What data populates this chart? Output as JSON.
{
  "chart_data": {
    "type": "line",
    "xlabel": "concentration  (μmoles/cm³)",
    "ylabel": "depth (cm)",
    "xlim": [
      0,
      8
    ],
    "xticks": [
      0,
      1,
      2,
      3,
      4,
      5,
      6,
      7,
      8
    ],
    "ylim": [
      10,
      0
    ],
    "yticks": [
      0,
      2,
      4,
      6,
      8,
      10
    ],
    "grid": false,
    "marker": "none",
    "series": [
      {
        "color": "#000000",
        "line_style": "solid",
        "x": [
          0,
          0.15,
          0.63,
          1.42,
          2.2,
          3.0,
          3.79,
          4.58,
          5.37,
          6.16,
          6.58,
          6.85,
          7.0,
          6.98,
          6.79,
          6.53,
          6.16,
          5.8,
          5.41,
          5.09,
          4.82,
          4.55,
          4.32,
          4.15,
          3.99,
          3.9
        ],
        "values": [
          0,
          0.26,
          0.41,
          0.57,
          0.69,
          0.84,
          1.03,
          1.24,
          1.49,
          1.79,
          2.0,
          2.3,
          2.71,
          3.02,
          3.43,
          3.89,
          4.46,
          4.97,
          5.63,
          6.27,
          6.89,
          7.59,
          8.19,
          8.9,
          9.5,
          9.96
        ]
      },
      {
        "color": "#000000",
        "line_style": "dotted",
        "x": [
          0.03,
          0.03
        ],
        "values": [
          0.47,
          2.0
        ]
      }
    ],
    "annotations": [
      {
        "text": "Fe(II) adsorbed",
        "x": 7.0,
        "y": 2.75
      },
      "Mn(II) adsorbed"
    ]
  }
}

STATED PROBLEM: Reproduce the data in its entirety, matching each character.

CORRECT RESULT:
What data populates this chart? Output as JSON.
{
  "chart_data": {
    "type": "line",
    "xlabel": "concentration  (μmoles/cm³)",
    "ylabel": "depth (cm)",
    "xlim": [
      0,
      8
    ],
    "xticks": [
      0,
      1,
      2,
      3,
      4,
      5,
      6,
      7,
      8
    ],
    "ylim": [
      10,
      0
    ],
    "yticks": [
      0,
      2,
      4,
      6,
      8,
      10
    ],
    "grid": false,
    "marker": "none",
    "series": [
      {
        "color": "#000000",
        "line_style": "solid",
        "x": [
          0,
          0.15,
          0.63,
          1.42,
          2.2,
          3.0,
          3.79,
          4.58,
          5.37,
          6.16,
          6.58,
          6.85,
          7.0,
          6.98,
          6.79,
          6.53,
          6.16,
          5.8,
          5.41,
          5.09,
          4.82,
          4.55,
          4.32,
          4.15,
          3.99,
          3.9
        ],
        "values": [
          0,
          0.26,
          0.41,
          0.57,
          0.69,
          0.84,
          1.03,
          1.24,
          1.49,
          1.79,
          2.0,
          2.3,
          2.71,
          3.02,
          3.43,
          3.89,
          4.46,
          4.97,
          5.63,
          6.27,
          6.89,
          7.59,
          8.19,
          8.9,
          9.5,
          9.96
        ]
      },
      {
        "color": "#000000",
        "line_style": "dotted",
        "x": [
          0.03,
          0.03
        ],
        "values": [
          0.47,
          2.0
        ]
      }
    ],
    "annotations": [
      {
        "text": "Fe(II) adsorbed",
        "x": 7.0,
        "y": 2.75
      },
      "Mn(II) adsorbed"
    ]
  }
}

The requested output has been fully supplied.